━━━━━ Given records ━━━━━

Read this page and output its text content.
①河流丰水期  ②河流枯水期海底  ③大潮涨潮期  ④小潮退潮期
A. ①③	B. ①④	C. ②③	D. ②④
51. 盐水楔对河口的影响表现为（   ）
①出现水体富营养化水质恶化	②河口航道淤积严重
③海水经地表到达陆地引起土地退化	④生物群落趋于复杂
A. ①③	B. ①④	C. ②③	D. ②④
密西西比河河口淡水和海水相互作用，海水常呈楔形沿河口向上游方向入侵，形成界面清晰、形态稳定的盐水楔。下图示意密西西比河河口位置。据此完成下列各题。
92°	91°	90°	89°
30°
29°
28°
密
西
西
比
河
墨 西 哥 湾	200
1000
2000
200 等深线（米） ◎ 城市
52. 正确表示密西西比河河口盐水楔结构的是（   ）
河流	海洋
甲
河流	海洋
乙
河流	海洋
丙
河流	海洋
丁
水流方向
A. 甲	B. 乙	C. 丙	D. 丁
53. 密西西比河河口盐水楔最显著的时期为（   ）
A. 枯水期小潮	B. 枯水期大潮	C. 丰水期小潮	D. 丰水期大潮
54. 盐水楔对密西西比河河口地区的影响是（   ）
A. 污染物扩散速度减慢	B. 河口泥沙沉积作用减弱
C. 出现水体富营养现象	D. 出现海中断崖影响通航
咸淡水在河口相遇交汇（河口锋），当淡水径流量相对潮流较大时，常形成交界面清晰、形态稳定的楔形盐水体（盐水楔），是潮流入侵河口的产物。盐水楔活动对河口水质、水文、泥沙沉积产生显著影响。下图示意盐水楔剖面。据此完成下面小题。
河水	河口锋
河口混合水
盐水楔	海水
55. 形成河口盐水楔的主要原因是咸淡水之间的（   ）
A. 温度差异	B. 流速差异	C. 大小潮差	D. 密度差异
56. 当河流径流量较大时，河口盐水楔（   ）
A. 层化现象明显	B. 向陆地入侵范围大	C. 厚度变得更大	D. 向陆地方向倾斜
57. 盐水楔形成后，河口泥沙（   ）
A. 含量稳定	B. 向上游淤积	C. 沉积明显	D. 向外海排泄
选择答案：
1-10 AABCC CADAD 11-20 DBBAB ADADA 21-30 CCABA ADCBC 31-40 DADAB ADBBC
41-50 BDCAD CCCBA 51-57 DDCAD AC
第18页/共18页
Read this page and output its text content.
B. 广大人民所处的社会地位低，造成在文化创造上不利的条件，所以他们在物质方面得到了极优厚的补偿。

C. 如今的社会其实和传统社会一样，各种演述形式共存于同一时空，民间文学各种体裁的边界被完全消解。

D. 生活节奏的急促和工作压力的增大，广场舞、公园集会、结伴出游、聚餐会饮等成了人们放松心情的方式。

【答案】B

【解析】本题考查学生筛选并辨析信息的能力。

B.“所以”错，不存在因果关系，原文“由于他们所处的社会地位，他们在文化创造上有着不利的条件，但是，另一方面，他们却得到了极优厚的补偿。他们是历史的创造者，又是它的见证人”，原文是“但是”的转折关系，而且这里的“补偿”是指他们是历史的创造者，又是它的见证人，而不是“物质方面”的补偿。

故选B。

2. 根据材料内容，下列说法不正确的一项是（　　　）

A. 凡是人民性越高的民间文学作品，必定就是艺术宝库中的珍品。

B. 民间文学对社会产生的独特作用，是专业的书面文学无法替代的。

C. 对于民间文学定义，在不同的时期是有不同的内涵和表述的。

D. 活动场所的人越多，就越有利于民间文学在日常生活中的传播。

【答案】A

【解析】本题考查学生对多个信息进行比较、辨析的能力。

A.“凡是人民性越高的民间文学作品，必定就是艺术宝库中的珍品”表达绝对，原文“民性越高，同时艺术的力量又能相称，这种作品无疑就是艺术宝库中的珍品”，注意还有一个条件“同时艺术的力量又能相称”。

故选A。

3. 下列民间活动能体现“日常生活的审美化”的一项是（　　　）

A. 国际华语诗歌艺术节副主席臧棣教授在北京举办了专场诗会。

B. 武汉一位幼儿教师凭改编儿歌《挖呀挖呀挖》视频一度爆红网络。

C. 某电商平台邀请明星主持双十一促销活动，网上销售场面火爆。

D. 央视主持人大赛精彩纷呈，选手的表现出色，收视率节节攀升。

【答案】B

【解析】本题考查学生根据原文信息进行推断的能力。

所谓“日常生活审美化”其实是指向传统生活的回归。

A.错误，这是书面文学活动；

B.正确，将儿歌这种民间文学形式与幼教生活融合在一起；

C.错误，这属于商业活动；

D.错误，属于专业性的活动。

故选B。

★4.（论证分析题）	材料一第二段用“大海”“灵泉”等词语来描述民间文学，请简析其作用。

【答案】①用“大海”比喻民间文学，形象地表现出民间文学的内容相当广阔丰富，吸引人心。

━━━━━

• [What to produce] Transcribe all the entries, keeping each one exactly as it is.

• [Solved problem]
Read this page and output its text content.
①河流丰水期  ②河流枯水期海底  ③大潮涨潮期  ④小潮退潮期
A. ①③	B. ①④	C. ②③	D. ②④
51. 盐水楔对河口的影响表现为（   ）
①出现水体富营养化水质恶化	②河口航道淤积严重
③海水经地表到达陆地引起土地退化	④生物群落趋于复杂
A. ①③	B. ①④	C. ②③	D. ②④
密西西比河河口淡水和海水相互作用，海水常呈楔形沿河口向上游方向入侵，形成界面清晰、形态稳定的盐水楔。下图示意密西西比河河口位置。据此完成下列各题。
92°	91°	90°	89°
30°
29°
28°
密
西
西
比
河
墨 西 哥 湾	200
1000
2000
200 等深线（米） ◎ 城市
52. 正确表示密西西比河河口盐水楔结构的是（   ）
河流	海洋
甲
河流	海洋
乙
河流	海洋
丙
河流	海洋
丁
水流方向
A. 甲	B. 乙	C. 丙	D. 丁
53. 密西西比河河口盐水楔最显著的时期为（   ）
A. 枯水期小潮	B. 枯水期大潮	C. 丰水期小潮	D. 丰水期大潮
54. 盐水楔对密西西比河河口地区的影响是（   ）
A. 污染物扩散速度减慢	B. 河口泥沙沉积作用减弱
C. 出现水体富营养现象	D. 出现海中断崖影响通航
咸淡水在河口相遇交汇（河口锋），当淡水径流量相对潮流较大时，常形成交界面清晰、形态稳定的楔形盐水体（盐水楔），是潮流入侵河口的产物。盐水楔活动对河口水质、水文、泥沙沉积产生显著影响。下图示意盐水楔剖面。据此完成下面小题。
河水	河口锋
河口混合水
盐水楔	海水
55. 形成河口盐水楔的主要原因是咸淡水之间的（   ）
A. 温度差异	B. 流速差异	C. 大小潮差	D. 密度差异
56. 当河流径流量较大时，河口盐水楔（   ）
A. 层化现象明显	B. 向陆地入侵范围大	C. 厚度变得更大	D. 向陆地方向倾斜
57. 盐水楔形成后，河口泥沙（   ）
A. 含量稳定	B. 向上游淤积	C. 沉积明显	D. 向外海排泄
选择答案：
1-10 AABCC CADAD 11-20 DBBAB ADADA 21-30 CCABA ADCBC 31-40 DADAB ADBBC
41-50 BDCAD CCCBA 51-57 DDCAD AC
第18页/共18页
Read this page and output its text content.
B. 广大人民所处的社会地位低，造成在文化创造上不利的条件，所以他们在物质方面得到了极优厚的补偿。

C. 如今的社会其实和传统社会一样，各种演述形式共存于同一时空，民间文学各种体裁的边界被完全消解。

D. 生活节奏的急促和工作压力的增大，广场舞、公园集会、结伴出游、聚餐会饮等成了人们放松心情的方式。

【答案】B

【解析】本题考查学生筛选并辨析信息的能力。

B.“所以”错，不存在因果关系，原文“由于他们所处的社会地位，他们在文化创造上有着不利的条件，但是，另一方面，他们却得到了极优厚的补偿。他们是历史的创造者，又是它的见证人”，原文是“但是”的转折关系，而且这里的“补偿”是指他们是历史的创造者，又是它的见证人，而不是“物质方面”的补偿。

故选B。

2. 根据材料内容，下列说法不正确的一项是（　　　）

A. 凡是人民性越高的民间文学作品，必定就是艺术宝库中的珍品。

B. 民间文学对社会产生的独特作用，是专业的书面文学无法替代的。

C. 对于民间文学定义，在不同的时期是有不同的内涵和表述的。

D. 活动场所的人越多，就越有利于民间文学在日常生活中的传播。

【答案】A

【解析】本题考查学生对多个信息进行比较、辨析的能力。

A.“凡是人民性越高的民间文学作品，必定就是艺术宝库中的珍品”表达绝对，原文“民性越高，同时艺术的力量又能相称，这种作品无疑就是艺术宝库中的珍品”，注意还有一个条件“同时艺术的力量又能相称”。

故选A。

3. 下列民间活动能体现“日常生活的审美化”的一项是（　　　）

A. 国际华语诗歌艺术节副主席臧棣教授在北京举办了专场诗会。

B. 武汉一位幼儿教师凭改编儿歌《挖呀挖呀挖》视频一度爆红网络。

C. 某电商平台邀请明星主持双十一促销活动，网上销售场面火爆。

D. 央视主持人大赛精彩纷呈，选手的表现出色，收视率节节攀升。

【答案】B

【解析】本题考查学生根据原文信息进行推断的能力。

所谓“日常生活审美化”其实是指向传统生活的回归。

A.错误，这是书面文学活动；

B.正确，将儿歌这种民间文学形式与幼教生活融合在一起；

C.错误，这属于商业活动；

D.错误，属于专业性的活动。

故选B。

★4.（论证分析题）	材料一第二段用“大海”“灵泉”等词语来描述民间文学，请简析其作用。

【答案】①用“大海”比喻民间文学，形象地表现出民间文学的内容相当广阔丰富，吸引人心。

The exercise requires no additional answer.